Element location data
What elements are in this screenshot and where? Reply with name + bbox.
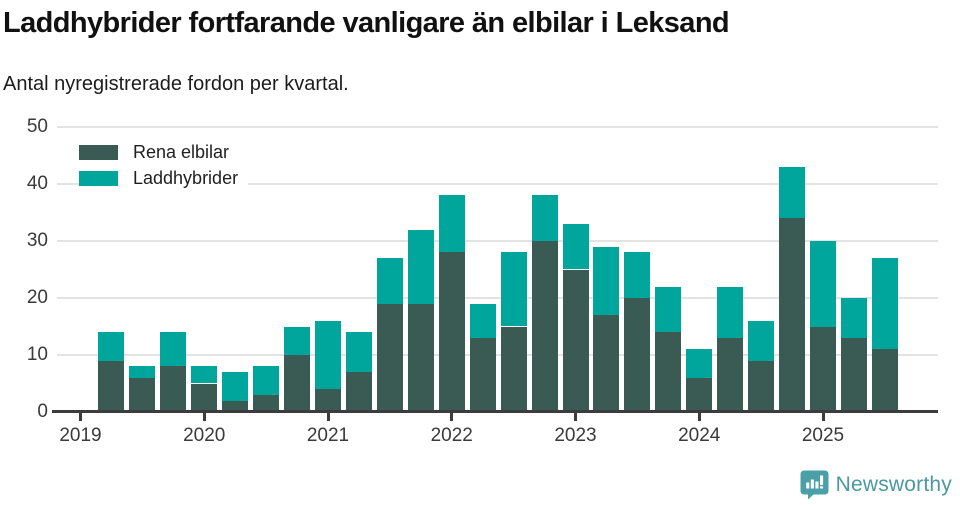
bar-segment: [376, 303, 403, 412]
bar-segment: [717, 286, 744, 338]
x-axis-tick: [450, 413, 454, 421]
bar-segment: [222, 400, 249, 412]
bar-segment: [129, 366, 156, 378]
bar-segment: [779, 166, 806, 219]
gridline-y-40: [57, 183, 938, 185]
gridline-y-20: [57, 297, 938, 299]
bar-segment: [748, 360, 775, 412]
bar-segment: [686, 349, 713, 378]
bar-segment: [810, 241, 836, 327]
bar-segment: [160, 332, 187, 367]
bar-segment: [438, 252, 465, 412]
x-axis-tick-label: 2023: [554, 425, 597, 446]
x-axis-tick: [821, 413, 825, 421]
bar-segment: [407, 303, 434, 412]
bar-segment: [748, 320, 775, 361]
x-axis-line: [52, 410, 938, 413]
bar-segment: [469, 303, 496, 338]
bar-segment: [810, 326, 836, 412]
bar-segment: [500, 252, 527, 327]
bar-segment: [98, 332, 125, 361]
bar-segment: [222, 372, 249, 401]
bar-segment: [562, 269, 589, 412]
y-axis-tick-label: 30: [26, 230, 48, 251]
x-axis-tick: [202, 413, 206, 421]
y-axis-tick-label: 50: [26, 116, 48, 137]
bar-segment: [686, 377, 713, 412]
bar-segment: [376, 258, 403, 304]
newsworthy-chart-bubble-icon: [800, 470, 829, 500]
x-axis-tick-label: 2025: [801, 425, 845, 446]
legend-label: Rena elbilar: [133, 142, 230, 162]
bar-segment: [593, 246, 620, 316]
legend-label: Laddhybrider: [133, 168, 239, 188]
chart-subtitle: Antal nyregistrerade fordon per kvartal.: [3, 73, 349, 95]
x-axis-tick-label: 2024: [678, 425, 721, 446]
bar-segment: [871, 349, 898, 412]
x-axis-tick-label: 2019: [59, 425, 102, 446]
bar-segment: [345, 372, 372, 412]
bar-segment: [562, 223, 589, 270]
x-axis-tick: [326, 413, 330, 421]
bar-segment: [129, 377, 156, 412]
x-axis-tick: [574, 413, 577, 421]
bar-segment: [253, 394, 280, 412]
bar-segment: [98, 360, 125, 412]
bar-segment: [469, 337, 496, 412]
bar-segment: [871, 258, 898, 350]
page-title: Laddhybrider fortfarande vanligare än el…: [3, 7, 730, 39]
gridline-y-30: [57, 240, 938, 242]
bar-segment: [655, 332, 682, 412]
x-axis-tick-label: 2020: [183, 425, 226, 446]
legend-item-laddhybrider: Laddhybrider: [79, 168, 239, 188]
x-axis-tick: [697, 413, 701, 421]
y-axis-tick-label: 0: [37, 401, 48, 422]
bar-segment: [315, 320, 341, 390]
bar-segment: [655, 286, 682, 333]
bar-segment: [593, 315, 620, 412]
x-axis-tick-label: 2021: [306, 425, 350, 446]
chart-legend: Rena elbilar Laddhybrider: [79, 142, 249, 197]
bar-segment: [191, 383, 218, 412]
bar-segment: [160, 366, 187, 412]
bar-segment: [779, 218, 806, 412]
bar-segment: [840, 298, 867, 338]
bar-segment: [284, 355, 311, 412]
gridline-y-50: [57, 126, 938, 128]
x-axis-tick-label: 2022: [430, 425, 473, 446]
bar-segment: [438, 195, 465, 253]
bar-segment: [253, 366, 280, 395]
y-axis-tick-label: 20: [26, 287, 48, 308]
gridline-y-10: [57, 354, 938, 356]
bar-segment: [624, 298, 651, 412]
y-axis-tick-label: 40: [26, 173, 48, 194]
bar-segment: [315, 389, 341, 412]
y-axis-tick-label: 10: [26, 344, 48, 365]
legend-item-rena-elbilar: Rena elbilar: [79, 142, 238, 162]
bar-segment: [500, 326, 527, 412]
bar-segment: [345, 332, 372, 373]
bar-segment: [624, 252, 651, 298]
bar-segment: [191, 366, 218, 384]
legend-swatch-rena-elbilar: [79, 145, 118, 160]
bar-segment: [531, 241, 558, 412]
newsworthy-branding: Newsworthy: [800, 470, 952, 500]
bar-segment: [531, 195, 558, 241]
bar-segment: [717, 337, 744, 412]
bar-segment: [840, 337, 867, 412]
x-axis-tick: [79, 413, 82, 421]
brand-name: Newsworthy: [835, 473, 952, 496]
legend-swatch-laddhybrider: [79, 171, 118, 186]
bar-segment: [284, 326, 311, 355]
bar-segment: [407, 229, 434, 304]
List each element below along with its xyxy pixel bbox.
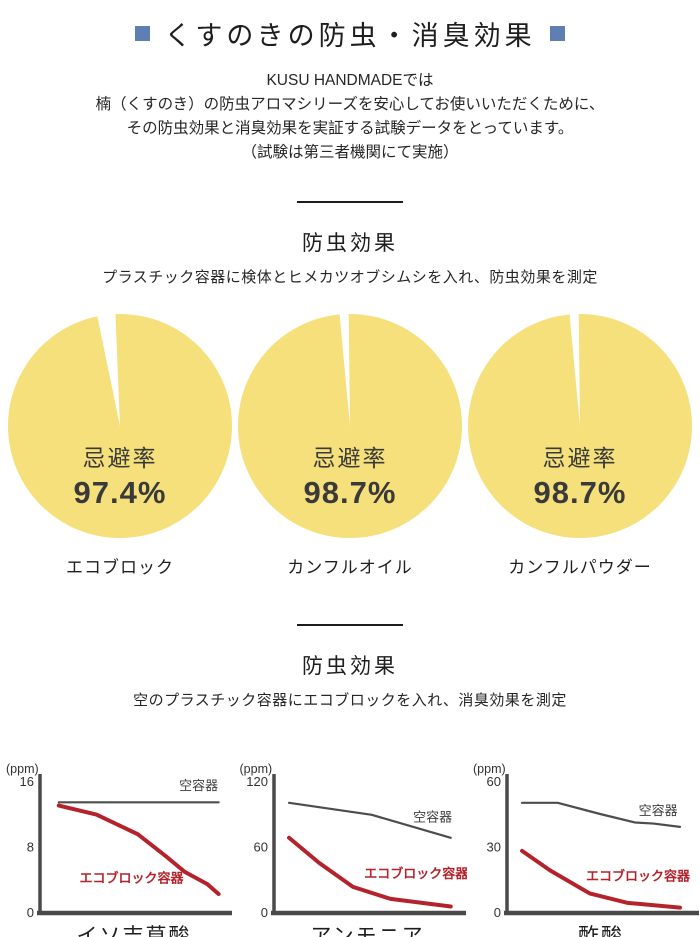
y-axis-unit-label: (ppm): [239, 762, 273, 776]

* _Stated task_
Reproduce every line of the material above verbatim, omitting the pictures.

* _Answer for this exercise_
What elements are in this screenshot and where? Reply with name + bbox.
bar-segment: [376, 303, 403, 412]
bar-segment: [717, 286, 744, 338]
x-axis-tick: [450, 413, 454, 421]
bar-segment: [222, 400, 249, 412]
bar-segment: [129, 366, 156, 378]
bar-segment: [779, 166, 806, 219]
gridline-y-40: [57, 183, 938, 185]
gridline-y-20: [57, 297, 938, 299]
bar-segment: [748, 360, 775, 412]
bar-segment: [686, 349, 713, 378]
bar-segment: [810, 241, 836, 327]
bar-segment: [160, 332, 187, 367]
bar-segment: [438, 252, 465, 412]
x-axis-tick-label: 2023: [554, 425, 597, 446]
x-axis-tick: [821, 413, 825, 421]
bar-segment: [407, 303, 434, 412]
bar-segment: [748, 320, 775, 361]
x-axis-line: [52, 410, 938, 413]
bar-segment: [469, 303, 496, 338]
bar-segment: [810, 326, 836, 412]
bar-segment: [500, 252, 527, 327]
bar-segment: [98, 332, 125, 361]
bar-segment: [222, 372, 249, 401]
bar-segment: [562, 269, 589, 412]
y-axis-tick-label: 30: [26, 230, 48, 251]
x-axis-tick: [202, 413, 206, 421]
y-axis-tick-label: 50: [26, 116, 48, 137]
bar-segment: [686, 377, 713, 412]
bar-segment: [376, 258, 403, 304]
newsworthy-chart-bubble-icon: [800, 470, 829, 500]
x-axis-tick-label: 2025: [801, 425, 845, 446]
legend-label: Rena elbilar: [133, 142, 230, 162]
bar-segment: [593, 246, 620, 316]
legend-label: Laddhybrider: [133, 168, 239, 188]
chart-subtitle: Antal nyregistrerade fordon per kvartal.: [3, 73, 349, 95]
x-axis-tick-label: 2024: [678, 425, 721, 446]
bar-segment: [871, 349, 898, 412]
x-axis-tick-label: 2019: [59, 425, 102, 446]
bar-segment: [345, 372, 372, 412]
bar-segment: [562, 223, 589, 270]
x-axis-tick: [326, 413, 330, 421]
bar-segment: [129, 377, 156, 412]
x-axis-tick: [574, 413, 577, 421]
bar-segment: [253, 394, 280, 412]
bar-segment: [98, 360, 125, 412]
bar-segment: [469, 337, 496, 412]
bar-segment: [871, 258, 898, 350]
page-title: Laddhybrider fortfarande vanligare än el…: [3, 7, 730, 39]
gridline-y-30: [57, 240, 938, 242]
bar-segment: [655, 332, 682, 412]
x-axis-tick-label: 2020: [183, 425, 226, 446]
legend-item-laddhybrider: Laddhybrider: [79, 168, 239, 188]
x-axis-tick: [697, 413, 701, 421]
y-axis-tick-label: 0: [37, 401, 48, 422]
bar-segment: [315, 320, 341, 390]
bar-segment: [655, 286, 682, 333]
bar-segment: [593, 315, 620, 412]
x-axis-tick-label: 2021: [306, 425, 350, 446]
chart-legend: Rena elbilar Laddhybrider: [79, 142, 249, 197]
bar-segment: [191, 383, 218, 412]
bar-segment: [160, 366, 187, 412]
bar-segment: [779, 218, 806, 412]
bar-segment: [840, 298, 867, 338]
bar-segment: [284, 355, 311, 412]
gridline-y-50: [57, 126, 938, 128]
x-axis-tick-label: 2022: [430, 425, 473, 446]
bar-segment: [438, 195, 465, 253]
bar-segment: [253, 366, 280, 395]
y-axis-tick-label: 20: [26, 287, 48, 308]
gridline-y-10: [57, 354, 938, 356]
bar-segment: [624, 298, 651, 412]
y-axis-tick-label: 40: [26, 173, 48, 194]
bar-segment: [315, 389, 341, 412]
y-axis-tick-label: 10: [26, 344, 48, 365]
legend-item-rena-elbilar: Rena elbilar: [79, 142, 238, 162]
bar-segment: [500, 326, 527, 412]
bar-segment: [345, 332, 372, 373]
bar-segment: [624, 252, 651, 298]
bar-segment: [191, 366, 218, 384]
legend-swatch-rena-elbilar: [79, 145, 118, 160]
bar-segment: [531, 241, 558, 412]
newsworthy-branding: Newsworthy: [800, 470, 952, 500]
bar-segment: [531, 195, 558, 241]
bar-segment: [717, 337, 744, 412]
bar-segment: [840, 337, 867, 412]
x-axis-tick: [79, 413, 82, 421]
brand-name: Newsworthy: [835, 473, 952, 496]
legend-swatch-laddhybrider: [79, 171, 118, 186]
bar-segment: [284, 326, 311, 355]
bar-segment: [407, 229, 434, 304]
List each element below along with its xyxy pixel bbox.
y-axis-unit-label: (ppm): [239, 762, 273, 776]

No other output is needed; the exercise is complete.